LISTING
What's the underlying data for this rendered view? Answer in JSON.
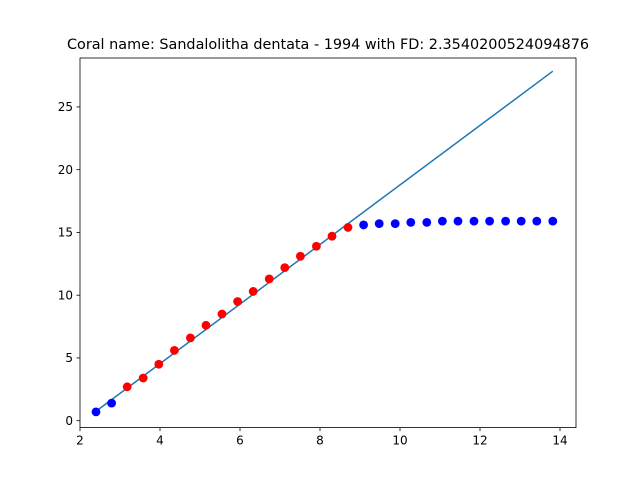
{
  "chart_data": {
    "type": "scatter",
    "title": "Coral name: Sandalolitha dentata - 1994 with FD: 2.3540200524094876",
    "xlabel": "",
    "ylabel": "",
    "xlim": [
      2.0,
      14.4
    ],
    "ylim": [
      -0.55,
      28.9
    ],
    "xticks": [
      2,
      4,
      6,
      8,
      10,
      12,
      14
    ],
    "yticks": [
      0,
      5,
      10,
      15,
      20,
      25
    ],
    "grid": false,
    "legend": "none",
    "series": [
      {
        "kind": "scatter",
        "color": "#ff0000",
        "x": [
          3.18,
          3.58,
          3.97,
          4.36,
          4.76,
          5.15,
          5.55,
          5.94,
          6.33,
          6.73,
          7.12,
          7.51,
          7.91,
          8.3,
          8.7
        ],
        "y": [
          2.7,
          3.4,
          4.5,
          5.6,
          6.6,
          7.6,
          8.5,
          9.5,
          10.3,
          11.3,
          12.2,
          13.1,
          13.9,
          14.7,
          15.4
        ]
      },
      {
        "kind": "scatter",
        "color": "#0000ff",
        "x": [
          2.4,
          2.79,
          9.09,
          9.48,
          9.88,
          10.27,
          10.67,
          11.06,
          11.45,
          11.85,
          12.24,
          12.64,
          13.03,
          13.42,
          13.82
        ],
        "y": [
          0.7,
          1.4,
          15.6,
          15.7,
          15.7,
          15.8,
          15.8,
          15.9,
          15.9,
          15.9,
          15.9,
          15.9,
          15.9,
          15.9,
          15.9
        ]
      },
      {
        "kind": "line",
        "color": "#1f77b4",
        "x": [
          2.4,
          13.82
        ],
        "y": [
          0.75,
          27.85
        ]
      }
    ]
  }
}
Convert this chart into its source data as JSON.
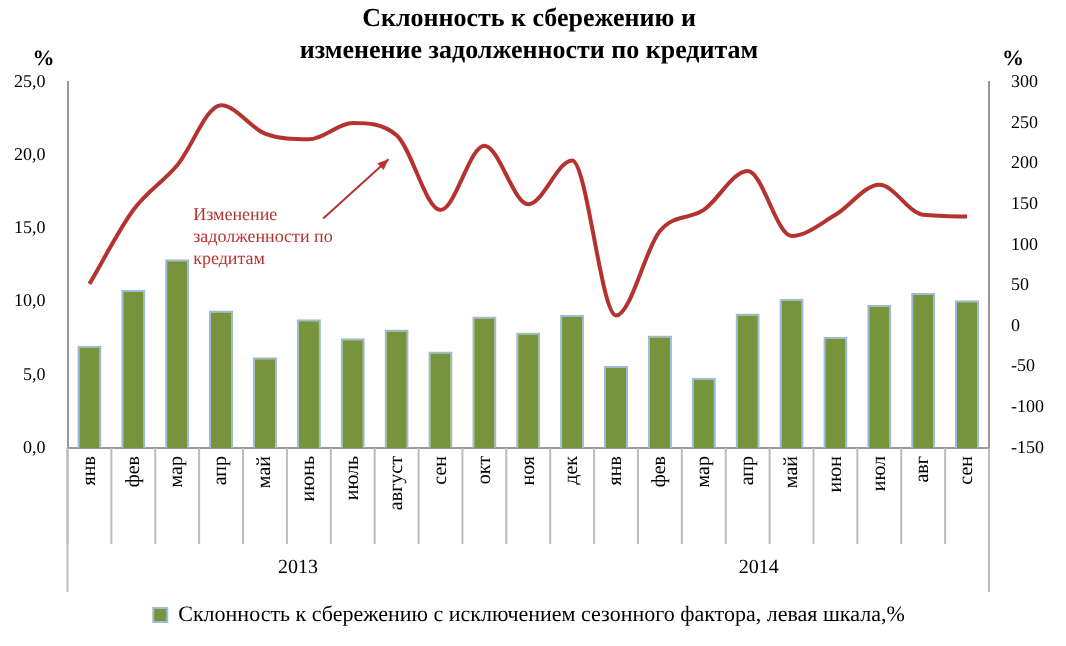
{
  "chart_data": {
    "type": "bar",
    "title": "Склонность к сбережению и\nизменение задолженности по кредитам",
    "ylabel": "%",
    "y2label": "%",
    "categories": [
      "янв",
      "фев",
      "мар",
      "апр",
      "май",
      "июнь",
      "июль",
      "август",
      "сен",
      "окт",
      "ноя",
      "дек",
      "янв",
      "фев",
      "мар",
      "апр",
      "май",
      "июн",
      "июл",
      "авг",
      "сен"
    ],
    "series": [
      {
        "name": "Склонность к сбережению с исключением сезонного фактора, левая шкала,%",
        "color": "#77933c",
        "values": [
          7.0,
          10.8,
          12.9,
          9.4,
          6.2,
          8.8,
          7.5,
          8.1,
          6.6,
          9.0,
          7.9,
          9.1,
          5.6,
          7.7,
          4.8,
          9.2,
          10.2,
          7.6,
          9.8,
          10.6,
          10.1
        ]
      },
      {
        "name": "Изменение задолженности по кредитам",
        "type": "line",
        "axis": "y2",
        "color": "#b5332f",
        "values": [
          52,
          143,
          198,
          272,
          237,
          230,
          250,
          235,
          143,
          222,
          150,
          204,
          13,
          117,
          143,
          191,
          111,
          137,
          174,
          137,
          135
        ]
      }
    ],
    "ylim": [
      0,
      25
    ],
    "yticks": [
      {
        "value": 0,
        "label": "0,0"
      },
      {
        "value": 5,
        "label": "5,0"
      },
      {
        "value": 10,
        "label": "10,0"
      },
      {
        "value": 15,
        "label": "15,0"
      },
      {
        "value": 20,
        "label": "20,0"
      },
      {
        "value": 25,
        "label": "25,0"
      }
    ],
    "y2lim": [
      -150,
      300
    ],
    "y2ticks": [
      -150,
      -100,
      -50,
      0,
      50,
      100,
      150,
      200,
      250,
      300
    ],
    "annotations": [
      "2013",
      "2014"
    ],
    "grid": false,
    "legend": "bottom",
    "marker": "none"
  }
}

INSTRUCTIONS TO FOLLOW
Reproduce the full material exactly, excluding the pictures.

THE REPLY
What's the underlying data for this rendered view? Answer in JSON.
{
  "chart_data": {
    "type": "scatter",
    "title": "Coral name: Sandalolitha dentata - 1994 with FD: 2.3540200524094876",
    "xlabel": "",
    "ylabel": "",
    "xlim": [
      2.0,
      14.4
    ],
    "ylim": [
      -0.55,
      28.9
    ],
    "xticks": [
      2,
      4,
      6,
      8,
      10,
      12,
      14
    ],
    "yticks": [
      0,
      5,
      10,
      15,
      20,
      25
    ],
    "grid": false,
    "legend": "none",
    "series": [
      {
        "kind": "scatter",
        "color": "#ff0000",
        "x": [
          3.18,
          3.58,
          3.97,
          4.36,
          4.76,
          5.15,
          5.55,
          5.94,
          6.33,
          6.73,
          7.12,
          7.51,
          7.91,
          8.3,
          8.7
        ],
        "y": [
          2.7,
          3.4,
          4.5,
          5.6,
          6.6,
          7.6,
          8.5,
          9.5,
          10.3,
          11.3,
          12.2,
          13.1,
          13.9,
          14.7,
          15.4
        ]
      },
      {
        "kind": "scatter",
        "color": "#0000ff",
        "x": [
          2.4,
          2.79,
          9.09,
          9.48,
          9.88,
          10.27,
          10.67,
          11.06,
          11.45,
          11.85,
          12.24,
          12.64,
          13.03,
          13.42,
          13.82
        ],
        "y": [
          0.7,
          1.4,
          15.6,
          15.7,
          15.7,
          15.8,
          15.8,
          15.9,
          15.9,
          15.9,
          15.9,
          15.9,
          15.9,
          15.9,
          15.9
        ]
      },
      {
        "kind": "line",
        "color": "#1f77b4",
        "x": [
          2.4,
          13.82
        ],
        "y": [
          0.75,
          27.85
        ]
      }
    ]
  }
}
Convert this chart into its source data as JSON.
{
  "chart_data": {
    "type": "bar",
    "title": "Склонность к сбережению и\nизменение задолженности по кредитам",
    "ylabel": "%",
    "y2label": "%",
    "categories": [
      "янв",
      "фев",
      "мар",
      "апр",
      "май",
      "июнь",
      "июль",
      "август",
      "сен",
      "окт",
      "ноя",
      "дек",
      "янв",
      "фев",
      "мар",
      "апр",
      "май",
      "июн",
      "июл",
      "авг",
      "сен"
    ],
    "series": [
      {
        "name": "Склонность к сбережению с исключением сезонного фактора, левая шкала,%",
        "color": "#77933c",
        "values": [
          7.0,
          10.8,
          12.9,
          9.4,
          6.2,
          8.8,
          7.5,
          8.1,
          6.6,
          9.0,
          7.9,
          9.1,
          5.6,
          7.7,
          4.8,
          9.2,
          10.2,
          7.6,
          9.8,
          10.6,
          10.1
        ]
      },
      {
        "name": "Изменение задолженности по кредитам",
        "type": "line",
        "axis": "y2",
        "color": "#b5332f",
        "values": [
          52,
          143,
          198,
          272,
          237,
          230,
          250,
          235,
          143,
          222,
          150,
          204,
          13,
          117,
          143,
          191,
          111,
          137,
          174,
          137,
          135
        ]
      }
    ],
    "ylim": [
      0,
      25
    ],
    "yticks": [
      {
        "value": 0,
        "label": "0,0"
      },
      {
        "value": 5,
        "label": "5,0"
      },
      {
        "value": 10,
        "label": "10,0"
      },
      {
        "value": 15,
        "label": "15,0"
      },
      {
        "value": 20,
        "label": "20,0"
      },
      {
        "value": 25,
        "label": "25,0"
      }
    ],
    "y2lim": [
      -150,
      300
    ],
    "y2ticks": [
      -150,
      -100,
      -50,
      0,
      50,
      100,
      150,
      200,
      250,
      300
    ],
    "annotations": [
      "2013",
      "2014"
    ],
    "grid": false,
    "legend": "bottom",
    "marker": "none"
  }
}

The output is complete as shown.